— Rows —
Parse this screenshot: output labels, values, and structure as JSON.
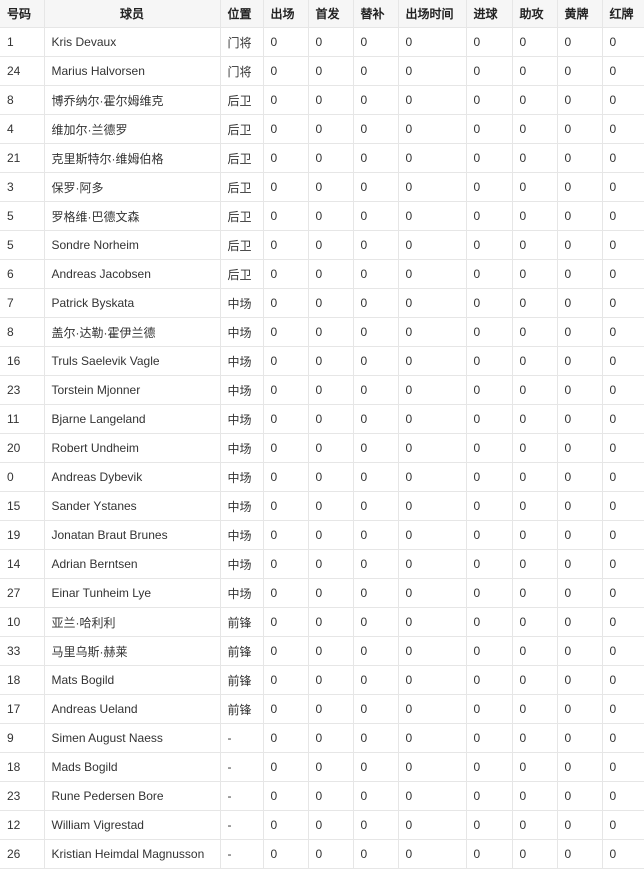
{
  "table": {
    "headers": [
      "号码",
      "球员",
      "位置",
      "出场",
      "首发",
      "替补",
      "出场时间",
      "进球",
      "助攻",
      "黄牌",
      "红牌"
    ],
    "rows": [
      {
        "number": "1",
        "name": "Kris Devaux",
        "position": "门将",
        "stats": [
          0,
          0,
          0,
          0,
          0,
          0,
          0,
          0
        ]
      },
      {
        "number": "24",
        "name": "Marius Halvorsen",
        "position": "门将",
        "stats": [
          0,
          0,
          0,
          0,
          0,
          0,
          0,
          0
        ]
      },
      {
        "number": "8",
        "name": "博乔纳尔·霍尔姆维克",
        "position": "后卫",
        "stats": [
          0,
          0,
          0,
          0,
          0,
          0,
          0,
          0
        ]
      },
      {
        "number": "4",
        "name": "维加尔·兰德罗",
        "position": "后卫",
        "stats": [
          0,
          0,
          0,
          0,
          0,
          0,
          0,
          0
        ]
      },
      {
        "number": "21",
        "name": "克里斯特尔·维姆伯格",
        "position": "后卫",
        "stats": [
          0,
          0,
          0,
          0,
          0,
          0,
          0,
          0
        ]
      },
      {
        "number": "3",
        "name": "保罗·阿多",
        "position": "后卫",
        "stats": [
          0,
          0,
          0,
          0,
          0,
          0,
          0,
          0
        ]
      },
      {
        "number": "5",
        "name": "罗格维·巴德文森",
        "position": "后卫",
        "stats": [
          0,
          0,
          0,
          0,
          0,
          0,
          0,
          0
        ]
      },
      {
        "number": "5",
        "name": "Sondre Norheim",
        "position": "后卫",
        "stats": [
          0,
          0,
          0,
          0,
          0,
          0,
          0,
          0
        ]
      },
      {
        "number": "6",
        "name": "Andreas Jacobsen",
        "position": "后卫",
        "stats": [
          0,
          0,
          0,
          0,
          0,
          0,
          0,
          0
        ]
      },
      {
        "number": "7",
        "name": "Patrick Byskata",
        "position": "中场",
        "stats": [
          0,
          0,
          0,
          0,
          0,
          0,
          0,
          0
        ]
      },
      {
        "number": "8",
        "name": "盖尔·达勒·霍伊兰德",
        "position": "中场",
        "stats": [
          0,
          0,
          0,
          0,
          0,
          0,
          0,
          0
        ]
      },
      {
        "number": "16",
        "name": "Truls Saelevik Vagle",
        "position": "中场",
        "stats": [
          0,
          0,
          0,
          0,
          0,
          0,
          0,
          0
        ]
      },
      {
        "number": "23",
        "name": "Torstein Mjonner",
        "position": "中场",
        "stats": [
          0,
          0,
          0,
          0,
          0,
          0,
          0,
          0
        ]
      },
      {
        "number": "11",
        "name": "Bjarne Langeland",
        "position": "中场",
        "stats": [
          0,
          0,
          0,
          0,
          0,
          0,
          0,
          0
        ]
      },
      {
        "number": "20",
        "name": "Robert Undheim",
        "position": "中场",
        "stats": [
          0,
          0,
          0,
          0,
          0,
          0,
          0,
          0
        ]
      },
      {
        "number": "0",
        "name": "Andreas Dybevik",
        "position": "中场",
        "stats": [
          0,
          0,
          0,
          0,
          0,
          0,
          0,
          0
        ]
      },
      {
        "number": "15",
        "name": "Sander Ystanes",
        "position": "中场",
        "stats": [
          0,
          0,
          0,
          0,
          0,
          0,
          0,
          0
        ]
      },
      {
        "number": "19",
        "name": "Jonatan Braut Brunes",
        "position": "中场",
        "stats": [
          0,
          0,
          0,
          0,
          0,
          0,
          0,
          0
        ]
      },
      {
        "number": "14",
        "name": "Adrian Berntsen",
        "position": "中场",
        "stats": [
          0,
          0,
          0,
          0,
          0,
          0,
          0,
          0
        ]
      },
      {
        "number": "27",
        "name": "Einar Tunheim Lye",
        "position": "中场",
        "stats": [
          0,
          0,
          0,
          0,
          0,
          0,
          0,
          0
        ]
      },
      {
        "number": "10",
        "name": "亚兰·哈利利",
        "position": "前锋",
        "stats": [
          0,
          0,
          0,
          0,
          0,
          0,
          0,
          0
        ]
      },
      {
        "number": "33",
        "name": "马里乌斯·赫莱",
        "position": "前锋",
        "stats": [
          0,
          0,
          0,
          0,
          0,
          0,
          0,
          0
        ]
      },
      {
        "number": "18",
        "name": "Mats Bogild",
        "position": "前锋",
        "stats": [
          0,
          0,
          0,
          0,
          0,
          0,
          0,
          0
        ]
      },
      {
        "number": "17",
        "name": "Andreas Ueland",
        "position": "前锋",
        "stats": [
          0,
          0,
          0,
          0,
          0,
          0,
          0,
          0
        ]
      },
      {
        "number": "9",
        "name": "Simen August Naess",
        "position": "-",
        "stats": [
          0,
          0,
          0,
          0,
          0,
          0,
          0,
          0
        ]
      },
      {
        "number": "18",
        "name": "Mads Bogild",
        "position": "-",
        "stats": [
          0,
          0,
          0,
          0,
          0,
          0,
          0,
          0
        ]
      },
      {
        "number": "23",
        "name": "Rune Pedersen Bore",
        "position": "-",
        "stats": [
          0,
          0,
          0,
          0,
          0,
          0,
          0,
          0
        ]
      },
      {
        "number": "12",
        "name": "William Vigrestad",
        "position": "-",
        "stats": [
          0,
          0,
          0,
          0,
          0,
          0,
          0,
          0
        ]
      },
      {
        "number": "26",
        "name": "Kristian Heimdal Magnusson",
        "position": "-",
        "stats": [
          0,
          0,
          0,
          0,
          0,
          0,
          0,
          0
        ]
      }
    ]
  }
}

...

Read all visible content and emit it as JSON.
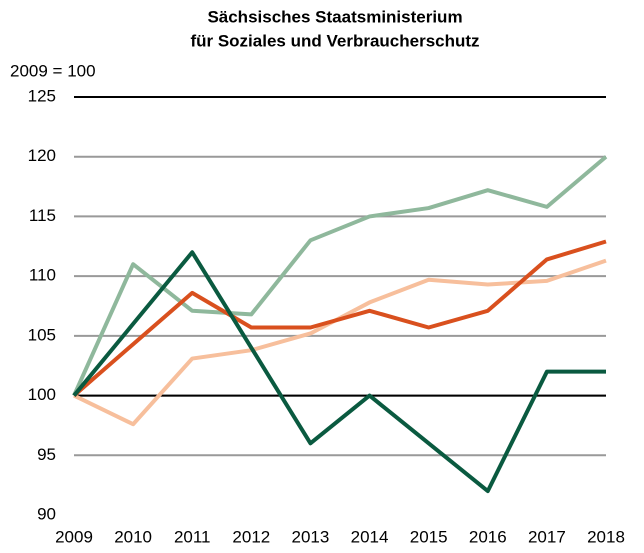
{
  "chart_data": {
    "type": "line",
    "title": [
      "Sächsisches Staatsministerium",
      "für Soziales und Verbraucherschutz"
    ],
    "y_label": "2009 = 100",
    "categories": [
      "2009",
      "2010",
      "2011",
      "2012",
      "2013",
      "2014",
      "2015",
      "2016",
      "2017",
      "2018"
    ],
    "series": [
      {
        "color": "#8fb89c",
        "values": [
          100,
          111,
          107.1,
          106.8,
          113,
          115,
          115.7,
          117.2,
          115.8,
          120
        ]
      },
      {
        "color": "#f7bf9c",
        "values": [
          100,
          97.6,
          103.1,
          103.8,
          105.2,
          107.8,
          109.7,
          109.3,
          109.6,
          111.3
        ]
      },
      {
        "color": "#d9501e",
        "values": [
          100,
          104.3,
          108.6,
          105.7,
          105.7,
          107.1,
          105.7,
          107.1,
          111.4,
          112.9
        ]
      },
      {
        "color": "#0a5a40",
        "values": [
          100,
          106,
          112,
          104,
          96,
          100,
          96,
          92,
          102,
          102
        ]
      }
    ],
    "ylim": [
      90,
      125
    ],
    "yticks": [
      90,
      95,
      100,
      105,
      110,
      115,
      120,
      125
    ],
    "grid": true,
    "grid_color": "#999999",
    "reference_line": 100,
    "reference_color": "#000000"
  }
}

---

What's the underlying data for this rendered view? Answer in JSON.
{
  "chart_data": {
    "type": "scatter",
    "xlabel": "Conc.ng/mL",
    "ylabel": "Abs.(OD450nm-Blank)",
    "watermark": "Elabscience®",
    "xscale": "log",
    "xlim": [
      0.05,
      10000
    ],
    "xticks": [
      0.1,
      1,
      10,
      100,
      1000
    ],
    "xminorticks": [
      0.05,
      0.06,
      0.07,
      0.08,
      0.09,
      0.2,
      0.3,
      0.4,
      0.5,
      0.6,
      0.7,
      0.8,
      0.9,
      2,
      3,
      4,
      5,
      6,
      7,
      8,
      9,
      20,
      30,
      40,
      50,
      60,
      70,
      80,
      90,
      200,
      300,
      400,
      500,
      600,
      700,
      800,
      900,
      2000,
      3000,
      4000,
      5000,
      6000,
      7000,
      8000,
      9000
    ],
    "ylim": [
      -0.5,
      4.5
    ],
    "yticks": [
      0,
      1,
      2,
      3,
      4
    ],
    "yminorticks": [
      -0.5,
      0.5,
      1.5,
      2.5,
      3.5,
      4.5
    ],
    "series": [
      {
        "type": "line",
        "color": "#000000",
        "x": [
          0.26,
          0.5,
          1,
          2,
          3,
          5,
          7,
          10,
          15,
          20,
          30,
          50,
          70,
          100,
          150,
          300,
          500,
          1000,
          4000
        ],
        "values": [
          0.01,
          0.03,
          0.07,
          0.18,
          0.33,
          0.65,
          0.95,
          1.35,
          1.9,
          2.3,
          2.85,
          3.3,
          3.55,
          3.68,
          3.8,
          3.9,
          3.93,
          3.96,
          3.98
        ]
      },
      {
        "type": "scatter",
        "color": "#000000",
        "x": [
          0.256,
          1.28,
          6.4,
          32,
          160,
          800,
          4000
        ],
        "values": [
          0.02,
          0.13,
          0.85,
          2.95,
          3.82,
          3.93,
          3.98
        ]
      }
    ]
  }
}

— Instructions for the task —
Pick out and copy the lines of the entries that hold the string "this".

— Task result —
Parse this screenshot: output labels, values, and structure as JSON.
What's the underlying data for this rendered view? Answer in JSON.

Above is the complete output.